What is needed
Which lines in the material below contain the word "content"? Copy each of them.

Working data
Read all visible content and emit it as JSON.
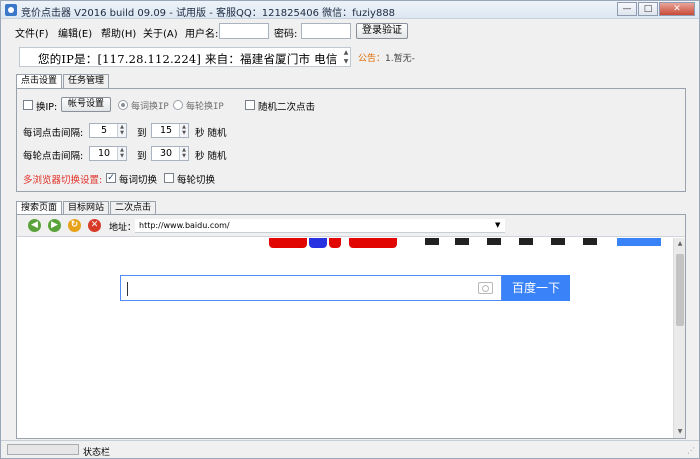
{
  "window": {
    "title": "竞价点击器 V2016 build 09.09 - 试用版 - 客服QQ：121825406 微信：fuziy888",
    "controls": [
      "—",
      "□",
      "✕"
    ]
  },
  "menu": {
    "items": [
      "文件(F)",
      "编辑(E)",
      "帮助(H)",
      "关于(A)"
    ]
  },
  "login": {
    "username_label": "用户名:",
    "username_value": "",
    "password_label": "密码:",
    "password_value": "",
    "login_button": "登录验证"
  },
  "ip_info": {
    "text": "您的IP是：[117.28.112.224] 来自：福建省厦门市 电信"
  },
  "notice": {
    "label": "公告：",
    "text": "1.暂无-"
  },
  "settings_tabs": [
    "点击设置",
    "任务管理"
  ],
  "settings": {
    "change_ip_label": "换IP:",
    "account_settings_button": "帐号设置",
    "per_word_change_ip": "每词换IP",
    "per_round_change_ip": "每轮换IP",
    "random_second_click": "随机二次点击",
    "word_interval_label": "每词点击间隔:",
    "word_interval_from": "5",
    "word_interval_to": "15",
    "to_label": "到",
    "seconds_random": "秒 随机",
    "round_interval_label": "每轮点击间隔:",
    "round_interval_from": "10",
    "round_interval_to": "30",
    "multi_browser_label": "多浏览器切换设置:",
    "per_word_switch": "每词切换",
    "per_round_switch": "每轮切换",
    "per_word_switch_checked": true,
    "per_round_switch_checked": false,
    "change_ip_checked": false,
    "random_second_click_checked": false,
    "selected_radio": "per_word_change_ip"
  },
  "browser_tabs": [
    "搜索页面",
    "目标网站",
    "二次点击"
  ],
  "browser": {
    "address_label": "地址：",
    "address_value": "http://www.baidu.com/",
    "search_button": "百度一下",
    "search_value": "",
    "colors": {
      "accent_blue": "#3a82f7",
      "baidu_red": "#e10601",
      "baidu_blue": "#2932e1"
    }
  },
  "statusbar": {
    "text": "状态栏",
    "progress": 0
  }
}
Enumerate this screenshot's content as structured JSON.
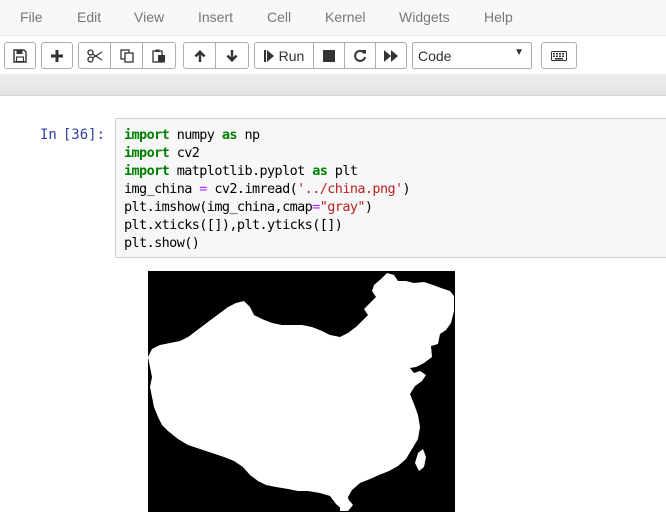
{
  "menubar": {
    "items": [
      "File",
      "Edit",
      "View",
      "Insert",
      "Cell",
      "Kernel",
      "Widgets",
      "Help"
    ]
  },
  "toolbar": {
    "run_label": "Run",
    "cell_type": "Code"
  },
  "cell": {
    "prompt_label": "In",
    "prompt_number": "[36]:",
    "code": [
      [
        {
          "t": "kw",
          "v": "import"
        },
        {
          "t": "n",
          "v": " numpy "
        },
        {
          "t": "kw",
          "v": "as"
        },
        {
          "t": "n",
          "v": " np"
        }
      ],
      [
        {
          "t": "kw",
          "v": "import"
        },
        {
          "t": "n",
          "v": " cv2"
        }
      ],
      [
        {
          "t": "kw",
          "v": "import"
        },
        {
          "t": "n",
          "v": " matplotlib.pyplot "
        },
        {
          "t": "kw",
          "v": "as"
        },
        {
          "t": "n",
          "v": " plt"
        }
      ],
      [
        {
          "t": "n",
          "v": "img_china "
        },
        {
          "t": "op",
          "v": "="
        },
        {
          "t": "n",
          "v": " cv2.imread("
        },
        {
          "t": "str",
          "v": "'../china.png'"
        },
        {
          "t": "n",
          "v": ")"
        }
      ],
      [
        {
          "t": "n",
          "v": "plt.imshow(img_china,cmap"
        },
        {
          "t": "op",
          "v": "="
        },
        {
          "t": "str",
          "v": "\"gray\""
        },
        {
          "t": "n",
          "v": ")"
        }
      ],
      [
        {
          "t": "n",
          "v": "plt.xticks([]),plt.yticks([])"
        }
      ],
      [
        {
          "t": "n",
          "v": "plt.show()"
        }
      ]
    ]
  },
  "output": {
    "image_description": "china-map-silhouette"
  }
}
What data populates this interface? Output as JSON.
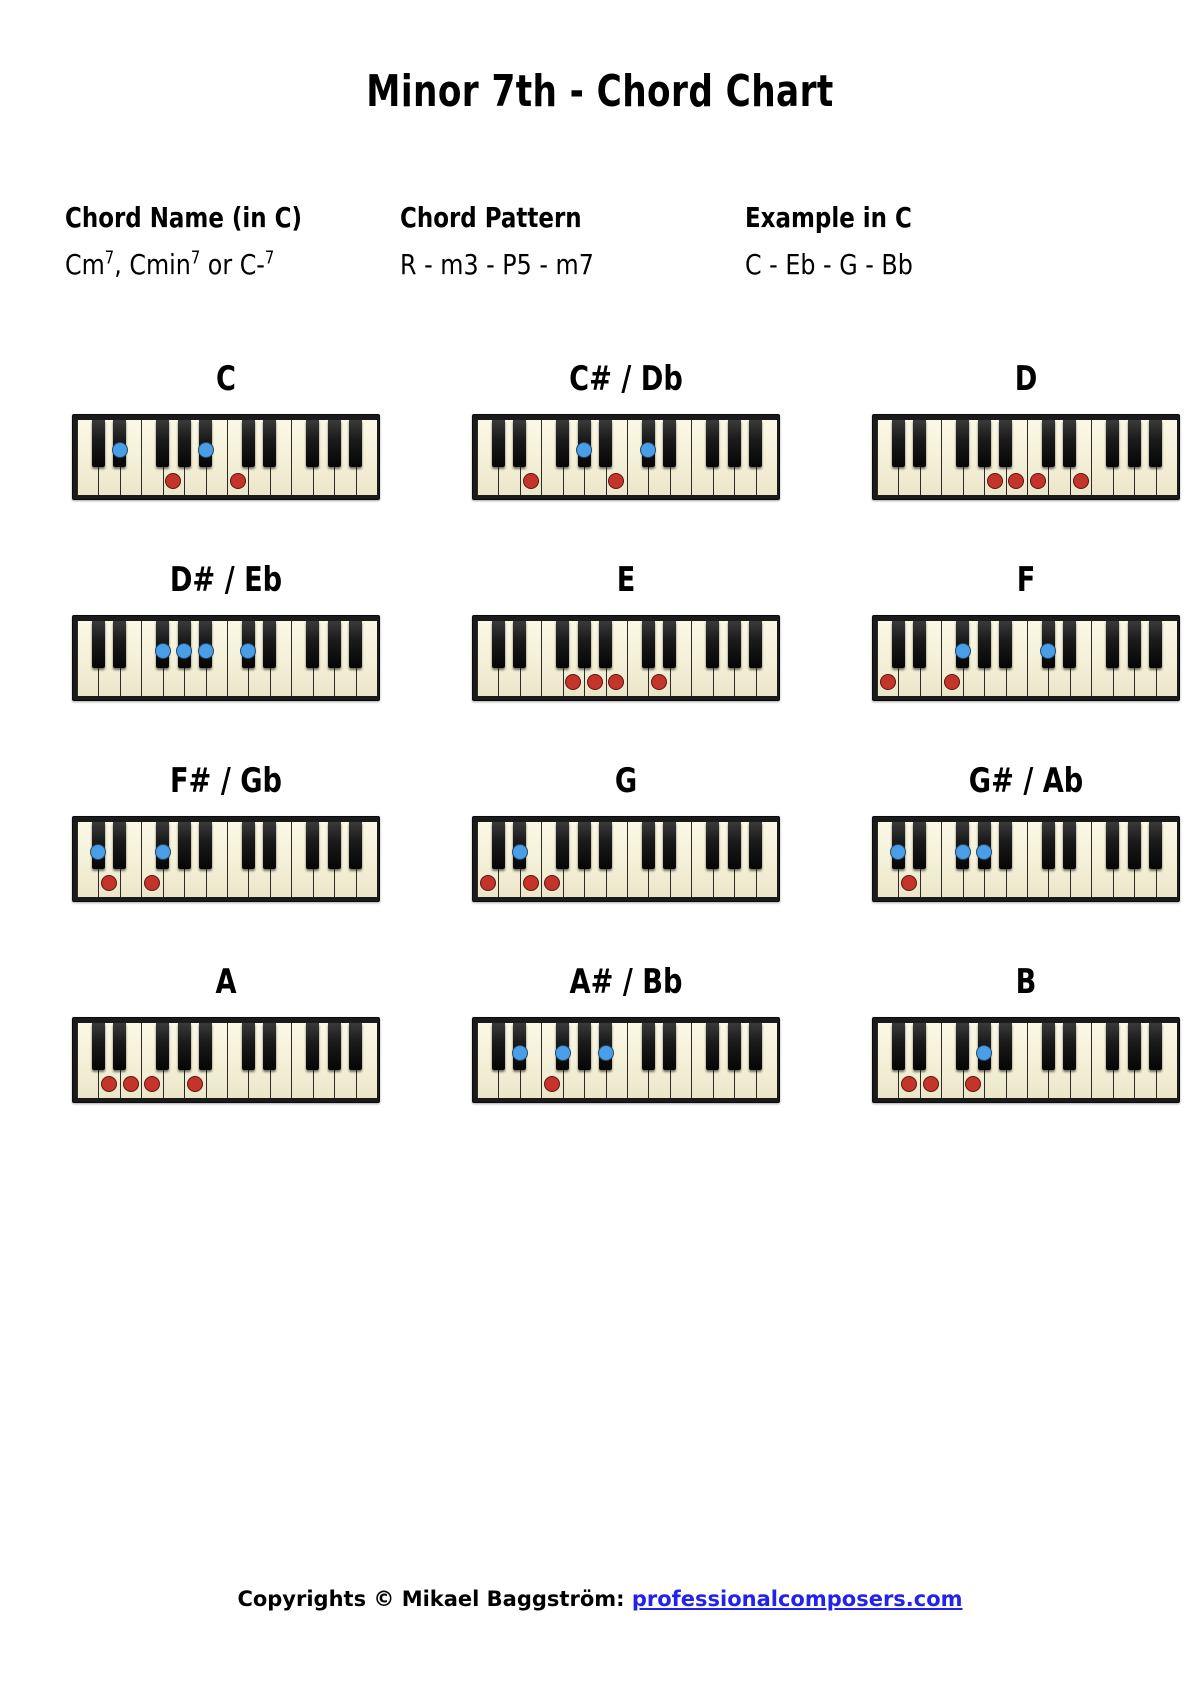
{
  "title": "Minor 7th - Chord Chart",
  "info": {
    "columns": [
      {
        "header": "Chord Name (in C)",
        "value_html": "Cm<sup>7</sup>, Cmin<sup>7</sup> or C-<sup>7</sup>",
        "value_text": "Cm7, Cmin7 or C-7"
      },
      {
        "header": "Chord Pattern",
        "value_html": "R - m3 - P5 - m7",
        "value_text": "R - m3 - P5 - m7"
      },
      {
        "header": "Example in C",
        "value_html": "C - Eb - G - Bb",
        "value_text": "C - Eb - G - Bb"
      }
    ]
  },
  "colors": {
    "dot_blue": "#4a9ee8",
    "dot_red": "#c5342a",
    "white_key": "#f5f2dc",
    "black_key": "#101010",
    "frame": "#1a1a1a",
    "link": "#2222ee"
  },
  "keyboard": {
    "white_key_count": 14,
    "octaves": 2,
    "black_key_pattern": [
      1,
      1,
      0,
      1,
      1,
      1,
      0
    ],
    "note_names_white": [
      "C",
      "D",
      "E",
      "F",
      "G",
      "A",
      "B",
      "C",
      "D",
      "E",
      "F",
      "G",
      "A",
      "B"
    ],
    "note_names_black": [
      "C#",
      "D#",
      "F#",
      "G#",
      "A#",
      "C#",
      "D#",
      "F#",
      "G#",
      "A#"
    ]
  },
  "chord_data": {
    "type": "table",
    "chord_quality": "Minor 7th",
    "formula": "R - m3 - P5 - m7",
    "semitones": [
      0,
      3,
      7,
      10
    ],
    "chords": [
      {
        "label": "C",
        "root": "C",
        "notes": [
          "C",
          "Eb",
          "G",
          "Bb"
        ],
        "marks": [
          {
            "type": "black",
            "index": 1,
            "color": "blue",
            "note": "D#/Eb"
          },
          {
            "type": "white",
            "index": 4,
            "color": "red",
            "note": "G"
          },
          {
            "type": "black",
            "index": 4,
            "color": "blue",
            "note": "A#/Bb"
          },
          {
            "type": "white",
            "index": 7,
            "color": "red",
            "note": "C"
          }
        ]
      },
      {
        "label": "C# / Db",
        "root": "C#",
        "notes": [
          "C#",
          "E",
          "G#",
          "B"
        ],
        "marks": [
          {
            "type": "white",
            "index": 2,
            "color": "red",
            "note": "E"
          },
          {
            "type": "black",
            "index": 3,
            "color": "blue",
            "note": "G#/Ab"
          },
          {
            "type": "white",
            "index": 6,
            "color": "red",
            "note": "B"
          },
          {
            "type": "black",
            "index": 5,
            "color": "blue",
            "note": "C#/Db"
          }
        ]
      },
      {
        "label": "D",
        "root": "D",
        "notes": [
          "D",
          "F",
          "A",
          "C"
        ],
        "marks": [
          {
            "type": "white",
            "index": 5,
            "color": "red",
            "note": "A"
          },
          {
            "type": "white",
            "index": 6,
            "color": "red",
            "note": "B"
          },
          {
            "type": "white",
            "index": 7,
            "color": "red",
            "note": "C"
          },
          {
            "type": "white",
            "index": 9,
            "color": "red",
            "note": "D"
          }
        ]
      },
      {
        "label": "D# / Eb",
        "root": "D#",
        "notes": [
          "Eb",
          "Gb",
          "Bb",
          "Db"
        ],
        "marks": [
          {
            "type": "black",
            "index": 2,
            "color": "blue",
            "note": "F#/Gb"
          },
          {
            "type": "black",
            "index": 3,
            "color": "blue",
            "note": "G#/Ab"
          },
          {
            "type": "black",
            "index": 4,
            "color": "blue",
            "note": "A#/Bb"
          },
          {
            "type": "black",
            "index": 5,
            "color": "blue",
            "note": "C#/Db"
          }
        ]
      },
      {
        "label": "E",
        "root": "E",
        "notes": [
          "E",
          "G",
          "B",
          "D"
        ],
        "marks": [
          {
            "type": "white",
            "index": 4,
            "color": "red",
            "note": "G"
          },
          {
            "type": "white",
            "index": 5,
            "color": "red",
            "note": "A"
          },
          {
            "type": "white",
            "index": 6,
            "color": "red",
            "note": "B"
          },
          {
            "type": "white",
            "index": 8,
            "color": "red",
            "note": "D"
          }
        ]
      },
      {
        "label": "F",
        "root": "F",
        "notes": [
          "F",
          "Ab",
          "C",
          "Eb"
        ],
        "marks": [
          {
            "type": "white",
            "index": 0,
            "color": "red",
            "note": "C"
          },
          {
            "type": "black",
            "index": 2,
            "color": "blue",
            "note": "F#/Gb"
          },
          {
            "type": "white",
            "index": 3,
            "color": "red",
            "note": "F"
          },
          {
            "type": "black",
            "index": 5,
            "color": "blue",
            "note": "C#/Db"
          }
        ]
      },
      {
        "label": "F# / Gb",
        "root": "F#",
        "notes": [
          "F#",
          "A",
          "C#",
          "E"
        ],
        "marks": [
          {
            "type": "black",
            "index": 0,
            "color": "blue",
            "note": "C#/Db"
          },
          {
            "type": "white",
            "index": 1,
            "color": "red",
            "note": "D"
          },
          {
            "type": "black",
            "index": 2,
            "color": "blue",
            "note": "F#/Gb"
          },
          {
            "type": "white",
            "index": 3,
            "color": "red",
            "note": "F"
          }
        ]
      },
      {
        "label": "G",
        "root": "G",
        "notes": [
          "G",
          "Bb",
          "D",
          "F"
        ],
        "marks": [
          {
            "type": "white",
            "index": 0,
            "color": "red",
            "note": "C"
          },
          {
            "type": "black",
            "index": 1,
            "color": "blue",
            "note": "D#/Eb"
          },
          {
            "type": "white",
            "index": 2,
            "color": "red",
            "note": "E"
          },
          {
            "type": "white",
            "index": 3,
            "color": "red",
            "note": "F"
          }
        ]
      },
      {
        "label": "G# / Ab",
        "root": "G#",
        "notes": [
          "Ab",
          "B",
          "Eb",
          "Gb"
        ],
        "marks": [
          {
            "type": "black",
            "index": 0,
            "color": "blue",
            "note": "C#/Db"
          },
          {
            "type": "white",
            "index": 1,
            "color": "red",
            "note": "D"
          },
          {
            "type": "black",
            "index": 2,
            "color": "blue",
            "note": "F#/Gb"
          },
          {
            "type": "black",
            "index": 3,
            "color": "blue",
            "note": "G#/Ab"
          }
        ]
      },
      {
        "label": "A",
        "root": "A",
        "notes": [
          "A",
          "C",
          "E",
          "G"
        ],
        "marks": [
          {
            "type": "white",
            "index": 1,
            "color": "red",
            "note": "D"
          },
          {
            "type": "white",
            "index": 2,
            "color": "red",
            "note": "E"
          },
          {
            "type": "white",
            "index": 3,
            "color": "red",
            "note": "F"
          },
          {
            "type": "white",
            "index": 5,
            "color": "red",
            "note": "A"
          }
        ]
      },
      {
        "label": "A# / Bb",
        "root": "A#",
        "notes": [
          "Bb",
          "Db",
          "F",
          "Ab"
        ],
        "marks": [
          {
            "type": "black",
            "index": 1,
            "color": "blue",
            "note": "D#/Eb"
          },
          {
            "type": "black",
            "index": 2,
            "color": "blue",
            "note": "F#/Gb"
          },
          {
            "type": "white",
            "index": 3,
            "color": "red",
            "note": "F"
          },
          {
            "type": "black",
            "index": 4,
            "color": "blue",
            "note": "A#/Bb"
          }
        ]
      },
      {
        "label": "B",
        "root": "B",
        "notes": [
          "B",
          "D",
          "F#",
          "A"
        ],
        "marks": [
          {
            "type": "white",
            "index": 1,
            "color": "red",
            "note": "D"
          },
          {
            "type": "white",
            "index": 2,
            "color": "red",
            "note": "E"
          },
          {
            "type": "white",
            "index": 4,
            "color": "red",
            "note": "G"
          },
          {
            "type": "black",
            "index": 3,
            "color": "blue",
            "note": "G#/Ab"
          }
        ]
      }
    ]
  },
  "footer": {
    "text": "Copyrights © Mikael Baggström: ",
    "link_text": "professionalcomposers.com"
  }
}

Task answer
Read all visible content and emit it as JSON.
Enumerate this screenshot's content as structured JSON.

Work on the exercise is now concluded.